§ Document:

○ ○ ○ ○

And yet each week, I see these youth decide that something they want to say is not worth saying. They decide these things because they have been previously led to believe that their experience should not be encouraged and validated.
During Seattle University’s first seminar on family homelessness for journalists and scholars, Vince Matulionis of United Way mentioned that one of the most difficult parts of being homeless can be the fact that people do not make eye contact with someone on the street or with someone asking for assistance. Each avoidance, he said, can take a little piece of dignity from someone who is homeless, just like each act of self-censorship robs a piece of confidence from these teens.
Though it is commonly thought that the term “homeless” only refers to someone without a house over their head, the term, as Carol, Cassandra and I are learning, has come to represent a much wider variety of people for whom stable living is an issue—foster youth, detained youth, women who couch-surf to escape domestic violence, or someone who is just about to lose their home. So how does one learn to express oneself, to tell one’s story, when food, housing, and safety are the most immediate concerns?

○ ○ ○ ○

§ Input:
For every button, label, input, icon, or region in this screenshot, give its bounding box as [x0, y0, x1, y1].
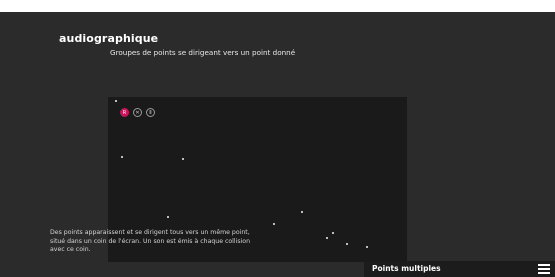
moving-dot: [346, 243, 348, 245]
moving-dot: [326, 237, 328, 239]
moving-dot: [332, 232, 334, 234]
sound-toggle-icon: R: [122, 109, 127, 116]
page-subtitle: Groupes de points se dirigeant vers un p…: [110, 48, 296, 57]
sound-toggle-button[interactable]: R: [120, 108, 129, 117]
bottom-bar: Points multiples: [364, 261, 555, 277]
menu-button[interactable]: [538, 264, 550, 274]
moving-dot: [273, 223, 275, 225]
close-button[interactable]: ✕: [133, 108, 142, 117]
mode-label: Points multiples: [372, 264, 441, 273]
app-frame: audiographique Groupes de points se diri…: [0, 12, 555, 277]
pause-icon: Ⅱ: [149, 109, 152, 116]
moving-dot: [182, 158, 184, 160]
moving-dot: [121, 156, 123, 158]
moving-dot: [366, 246, 368, 248]
moving-dot: [301, 211, 303, 213]
moving-dot: [167, 216, 169, 218]
moving-dot: [115, 100, 117, 102]
close-icon: ✕: [135, 109, 140, 116]
description-text: Des points apparaissent et se dirigent t…: [50, 229, 250, 253]
app-title: audiographique: [59, 32, 159, 45]
pause-button[interactable]: Ⅱ: [146, 108, 155, 117]
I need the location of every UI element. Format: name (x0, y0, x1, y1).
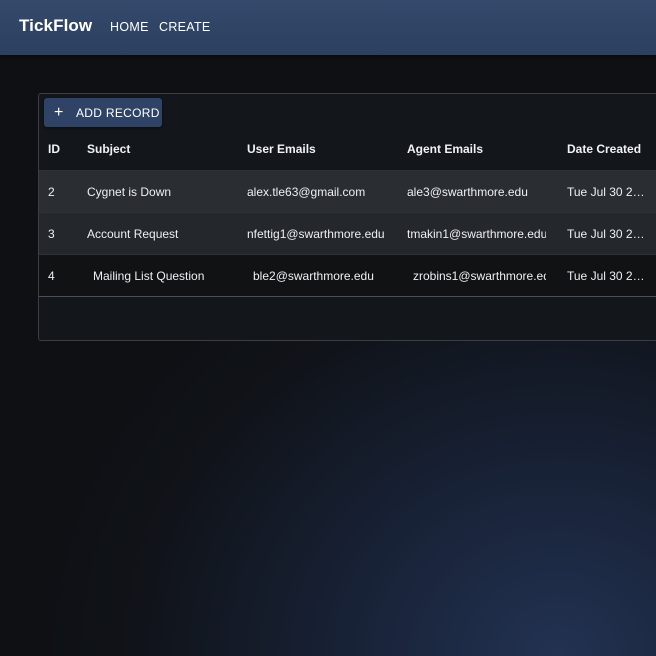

○ ○ ○ ○

§ Challenges:
a. Return everything in the piece on homeless youth from "And yet each" down to "from these teens.".
b. Output the lines of the records as a numbered list, skipping any blank lines and leaving out the pictures.
The piece on homeless youth and the records have nothing to do with each other.

§ Completed exercise:
a.
And yet each week, I see these youth decide that something they want to say is not worth saying. They decide these things because they have been previously led to believe that their experience should not be encouraged and validated.
During Seattle University’s first seminar on family homelessness for journalists and scholars, Vince Matulionis of United Way mentioned that one of the most difficult parts of being homeless can be the fact that people do not make eye contact with someone on the street or with someone asking for assistance. Each avoidance, he said, can take a little piece of dignity from someone who is homeless, just like each act of self-censorship robs a piece of confidence from these teens.

b.
1. For every button, label, input, icon, or region in this screenshot, give its bounding box as [x0, y0, x1, y1].
2. moving-dot: [346, 243, 348, 245]
3. moving-dot: [326, 237, 328, 239]
4. moving-dot: [332, 232, 334, 234]
5. sound-toggle-icon: R: [122, 109, 127, 116]
6. page-subtitle: Groupes de points se dirigeant vers un p…: [110, 48, 296, 57]
7. sound-toggle-button[interactable]: R: [120, 108, 129, 117]
8. bottom-bar: Points multiples: [364, 261, 555, 277]
9. menu-button[interactable]: [538, 264, 550, 274]
10. moving-dot: [273, 223, 275, 225]
11. close-button[interactable]: ✕: [133, 108, 142, 117]
12. mode-label: Points multiples: [372, 264, 441, 273]
13. app-frame: audiographique Groupes de points se diri…: [0, 12, 555, 277]
14. pause-icon: Ⅱ: [149, 109, 152, 116]
15. moving-dot: [182, 158, 184, 160]
16. moving-dot: [121, 156, 123, 158]
17. moving-dot: [366, 246, 368, 248]
18. moving-dot: [301, 211, 303, 213]
19. moving-dot: [167, 216, 169, 218]
20. moving-dot: [115, 100, 117, 102]
21. close-icon: ✕: [135, 109, 140, 116]
22. description-text: Des points apparaissent et se dirigent t…: [50, 229, 250, 253]
23. app-title: audiographique: [59, 32, 159, 45]
24. pause-button[interactable]: Ⅱ: [146, 108, 155, 117]
25. I need the location of every UI element. Format: name (x0, y0, x1, y1).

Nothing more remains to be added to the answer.